* _EXCERPTED PASSAGE_
Dark blue icons of video game controllers on a light blue background
Image credit: Eurogamer

This week, you get your third chance to experience one of the most thrilling and absorbing templates for a single-player campaign this generation. Yep - Capybara's wonderful Might & Magic: Clash of Heroes has been released on PC!

"Clash of Heroes blends RPG, turn-based strategy and a unit-stacking variation of a match-three puzzle game," I wrote when awarding the HD console version, which followed a DS original, Game of the Week in April. "It achieves this bizarre genre synthesis with a depth, poise and sophistication that makes Puzzle Quest and even Gyromancer look crude, while matching them for slot-machine gratification. It even has a fantasy storyline that's not completely terrible." If you haven't played it before, it's nothing short of an essential purchase.

I don't know if Ubisoft is on a charm offensive to win back PC gamers alienated by its copy-protection strategy, but it's certainly showering the format in digital gems at the moment. Clash of Heroes joins TrackMania 2: Canyon, released last week, a very welcome return for Nadeo's exacting time trial stunt racer and its very welcoming community.

"TrackMania 2... captures that rarest commodity in gaming: joy. It's an experience where comedy, camaraderie and personal improvement are tied together in one glorious whole," wrote John B in our slightly belated TrackMania 2 review.

* _RECORDS_

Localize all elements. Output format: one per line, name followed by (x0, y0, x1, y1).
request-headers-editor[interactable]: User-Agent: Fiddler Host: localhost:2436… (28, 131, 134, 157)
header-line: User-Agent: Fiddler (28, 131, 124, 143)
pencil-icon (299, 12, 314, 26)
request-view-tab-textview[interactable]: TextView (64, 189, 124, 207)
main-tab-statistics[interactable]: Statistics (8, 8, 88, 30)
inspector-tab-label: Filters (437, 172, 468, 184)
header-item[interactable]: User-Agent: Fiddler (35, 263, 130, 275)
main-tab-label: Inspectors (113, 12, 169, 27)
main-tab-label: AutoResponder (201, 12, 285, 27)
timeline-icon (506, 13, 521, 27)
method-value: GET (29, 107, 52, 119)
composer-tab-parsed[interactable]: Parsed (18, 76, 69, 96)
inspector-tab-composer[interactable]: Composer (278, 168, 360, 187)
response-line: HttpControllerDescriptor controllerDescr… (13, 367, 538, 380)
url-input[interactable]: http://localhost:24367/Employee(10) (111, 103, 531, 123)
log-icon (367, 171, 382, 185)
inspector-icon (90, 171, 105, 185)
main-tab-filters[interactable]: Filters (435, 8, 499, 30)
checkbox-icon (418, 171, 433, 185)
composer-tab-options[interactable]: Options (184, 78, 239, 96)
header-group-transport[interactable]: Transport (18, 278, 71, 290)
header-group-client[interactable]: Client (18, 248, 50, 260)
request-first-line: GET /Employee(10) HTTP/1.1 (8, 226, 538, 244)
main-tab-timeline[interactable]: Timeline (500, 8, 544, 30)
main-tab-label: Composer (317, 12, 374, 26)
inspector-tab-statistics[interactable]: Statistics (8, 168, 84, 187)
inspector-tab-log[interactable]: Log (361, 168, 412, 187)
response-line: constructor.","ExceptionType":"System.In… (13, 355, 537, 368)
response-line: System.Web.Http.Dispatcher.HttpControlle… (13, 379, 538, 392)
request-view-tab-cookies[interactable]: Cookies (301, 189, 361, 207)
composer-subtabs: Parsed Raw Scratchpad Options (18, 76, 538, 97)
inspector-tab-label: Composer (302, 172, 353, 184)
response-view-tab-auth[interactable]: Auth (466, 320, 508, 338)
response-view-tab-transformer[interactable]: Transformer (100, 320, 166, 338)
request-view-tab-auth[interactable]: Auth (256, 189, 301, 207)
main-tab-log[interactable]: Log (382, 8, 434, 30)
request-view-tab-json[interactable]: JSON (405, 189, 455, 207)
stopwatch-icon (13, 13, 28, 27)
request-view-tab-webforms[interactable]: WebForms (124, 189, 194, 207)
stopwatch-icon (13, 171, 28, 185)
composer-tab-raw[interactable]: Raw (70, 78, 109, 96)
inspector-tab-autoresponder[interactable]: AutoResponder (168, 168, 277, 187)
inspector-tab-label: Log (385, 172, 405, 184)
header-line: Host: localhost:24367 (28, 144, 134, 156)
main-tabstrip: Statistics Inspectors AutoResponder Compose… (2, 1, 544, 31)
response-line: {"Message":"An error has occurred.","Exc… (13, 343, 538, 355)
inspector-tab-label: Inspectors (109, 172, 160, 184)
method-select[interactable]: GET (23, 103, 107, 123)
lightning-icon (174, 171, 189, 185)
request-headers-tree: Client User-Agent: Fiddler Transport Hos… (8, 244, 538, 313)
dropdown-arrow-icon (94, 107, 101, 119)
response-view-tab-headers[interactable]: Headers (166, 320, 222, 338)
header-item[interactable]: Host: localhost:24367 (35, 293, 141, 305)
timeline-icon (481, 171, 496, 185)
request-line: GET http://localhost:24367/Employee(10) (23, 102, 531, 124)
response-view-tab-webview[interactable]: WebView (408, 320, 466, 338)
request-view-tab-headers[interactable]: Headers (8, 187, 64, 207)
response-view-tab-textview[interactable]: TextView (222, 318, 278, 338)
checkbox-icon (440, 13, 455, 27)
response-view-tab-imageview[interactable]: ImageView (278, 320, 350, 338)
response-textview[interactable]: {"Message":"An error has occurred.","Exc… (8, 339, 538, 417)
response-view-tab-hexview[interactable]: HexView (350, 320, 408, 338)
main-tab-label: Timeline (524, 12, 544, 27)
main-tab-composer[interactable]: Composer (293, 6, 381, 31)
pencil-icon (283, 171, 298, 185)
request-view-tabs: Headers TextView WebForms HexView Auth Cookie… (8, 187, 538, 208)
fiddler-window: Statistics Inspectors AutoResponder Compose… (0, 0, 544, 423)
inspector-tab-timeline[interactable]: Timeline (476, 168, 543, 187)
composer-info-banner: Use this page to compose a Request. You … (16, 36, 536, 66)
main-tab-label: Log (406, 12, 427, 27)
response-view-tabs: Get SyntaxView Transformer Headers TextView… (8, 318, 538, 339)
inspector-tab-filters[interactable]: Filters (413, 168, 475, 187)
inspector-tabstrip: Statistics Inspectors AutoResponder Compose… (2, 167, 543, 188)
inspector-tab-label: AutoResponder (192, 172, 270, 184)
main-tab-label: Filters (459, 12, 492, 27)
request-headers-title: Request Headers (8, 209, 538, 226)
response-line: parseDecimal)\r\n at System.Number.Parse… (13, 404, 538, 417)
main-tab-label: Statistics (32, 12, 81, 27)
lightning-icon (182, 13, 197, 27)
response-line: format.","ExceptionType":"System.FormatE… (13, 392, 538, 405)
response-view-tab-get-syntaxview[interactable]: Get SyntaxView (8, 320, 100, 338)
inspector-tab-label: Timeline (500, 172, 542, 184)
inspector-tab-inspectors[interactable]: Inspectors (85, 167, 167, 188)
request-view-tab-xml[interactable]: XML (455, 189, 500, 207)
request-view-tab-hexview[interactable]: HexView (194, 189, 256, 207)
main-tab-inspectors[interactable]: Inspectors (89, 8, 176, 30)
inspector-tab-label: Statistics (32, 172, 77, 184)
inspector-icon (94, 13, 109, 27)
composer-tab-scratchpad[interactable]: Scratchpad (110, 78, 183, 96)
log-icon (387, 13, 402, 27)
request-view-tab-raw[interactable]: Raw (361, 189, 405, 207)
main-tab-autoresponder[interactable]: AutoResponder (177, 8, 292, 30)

* _SET OF TASKS_
1. Answer these about the games roundup, using only what it states:
(a) Which developer made Might & Magic: Clash of Heroes?
(b) On which platform did Clash of Heroes first appear, before the HD console version?
(c) Who wrote the quoted TrackMania 2 review?
2. Write a continuation of the games roundup on Clash of Heroes and TrackMania 2, beginning after its final sentence.

* _RESPONSES FOR EACH TASK_
1.
(a) Capybara
(b) DS
(c) John B

2.
Racing of a very different stripe is available in Codemasters' F1 2011 this week. A year hasn't been quite enough to iron out every kink, but it remains an engrossing sim racing experience with huge long-term promise, especially for fans of the sport. "Strip away the new lick of paint and it's tough to tell F1 2011 apart from its predecessor, and though it's certainly tighter, smarter and more technically accomplished, some of the old faults remain. A marginally better outing than last year, then, and that's enough to ensure that, as F1 games go, this is still quite comfortably the best," Martin wrote in our F1 2011 review, awarding another 8/10.

Our Game of the Week got the same score, but it was a different story...

Gears of War 3

Just for the record, 8/10 means we really liked it. Yes, even when it's a "triple-A" blockbuster, or a format exclusive, or both.

Gears of War 3 is ruthlessly polished and heroically complete. Perhaps its campaign isn't quite as consistently thrilling as the second game's - although at its best it's an incomparable rush. Really, Epic's only mistake was to have nailed the concept on the first attempt and the delivery on the second, leaving us, three years later, wanting a third ambitious leap they weren't able to make.

Eurogamer's Gears 3 video talkthrough.

Or perhaps Gears of War's scoring trajectory on our site - from 8 to 9 and back again - is really a gentle echo of the journey of its host platform, or even the whole console generation. Early promise is followed by fully-realised glory, but in maturity both the machine and its iconic series can only offer diminishing returns.

"Gears of War 3, then. In its multiplayer, all you could have reasonably asked for; in its visuals, new heights reached, while cracks of old age are papered over; in its story, a fitting conclusion; and in its campaign, though short of the consistent brilliance of its predecessor, a mostly rousing and memorable spectacle," wrote Johnny Minkley in our Gears of War 3 review.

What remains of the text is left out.